* DIRECTION
Copy exactly the run of lines that begins at the line with "Serialize everything readable" and ends at the final line of the entries.

* INPUT MATERIAL
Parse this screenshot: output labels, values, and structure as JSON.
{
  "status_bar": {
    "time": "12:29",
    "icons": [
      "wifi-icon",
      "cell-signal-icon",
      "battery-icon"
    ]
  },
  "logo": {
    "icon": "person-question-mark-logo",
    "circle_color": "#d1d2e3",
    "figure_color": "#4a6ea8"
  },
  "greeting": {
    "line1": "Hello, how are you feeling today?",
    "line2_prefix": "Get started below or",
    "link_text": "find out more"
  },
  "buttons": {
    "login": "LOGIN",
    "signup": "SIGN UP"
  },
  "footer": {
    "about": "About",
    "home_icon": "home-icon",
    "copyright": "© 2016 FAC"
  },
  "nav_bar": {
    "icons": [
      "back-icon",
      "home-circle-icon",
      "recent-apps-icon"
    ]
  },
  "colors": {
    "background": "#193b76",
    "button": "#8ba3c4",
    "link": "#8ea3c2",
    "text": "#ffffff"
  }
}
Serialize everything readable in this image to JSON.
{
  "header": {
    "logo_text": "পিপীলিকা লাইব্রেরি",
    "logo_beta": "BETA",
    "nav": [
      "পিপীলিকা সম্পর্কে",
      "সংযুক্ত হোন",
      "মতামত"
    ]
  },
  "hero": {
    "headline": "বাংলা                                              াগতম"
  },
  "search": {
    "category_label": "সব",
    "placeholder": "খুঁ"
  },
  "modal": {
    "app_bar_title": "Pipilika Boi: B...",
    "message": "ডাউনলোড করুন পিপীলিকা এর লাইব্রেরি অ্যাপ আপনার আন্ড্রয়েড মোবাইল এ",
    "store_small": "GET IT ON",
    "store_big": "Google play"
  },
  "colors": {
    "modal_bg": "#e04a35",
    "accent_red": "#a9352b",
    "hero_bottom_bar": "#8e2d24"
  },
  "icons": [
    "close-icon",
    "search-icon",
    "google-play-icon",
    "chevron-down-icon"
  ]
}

* REPLY
Serialize everything readable in this image to JSON.
{
  "header": {
    "logo_text": "পিপীলিকা লাইব্রেরি",
    "logo_beta": "BETA",
    "nav": [
      "পিপীলিকা সম্পর্কে",
      "সংযুক্ত হোন",
      "মতামত"
    ]
  },
  "hero": {
    "headline": "বাংলা                                              াগতম"
  },
  "search": {
    "category_label": "সব",
    "placeholder": "খুঁ"
  },
  "modal": {
    "app_bar_title": "Pipilika Boi: B...",
    "message": "ডাউনলোড করুন পিপীলিকা এর লাইব্রেরি অ্যাপ আপনার আন্ড্রয়েড মোবাইল এ",
    "store_small": "GET IT ON",
    "store_big": "Google play"
  },
  "colors": {
    "modal_bg": "#e04a35",
    "accent_red": "#a9352b",
    "hero_bottom_bar": "#8e2d24"
  },
  "icons": [
    "close-icon",
    "search-icon",
    "google-play-icon",
    "chevron-down-icon"
  ]
}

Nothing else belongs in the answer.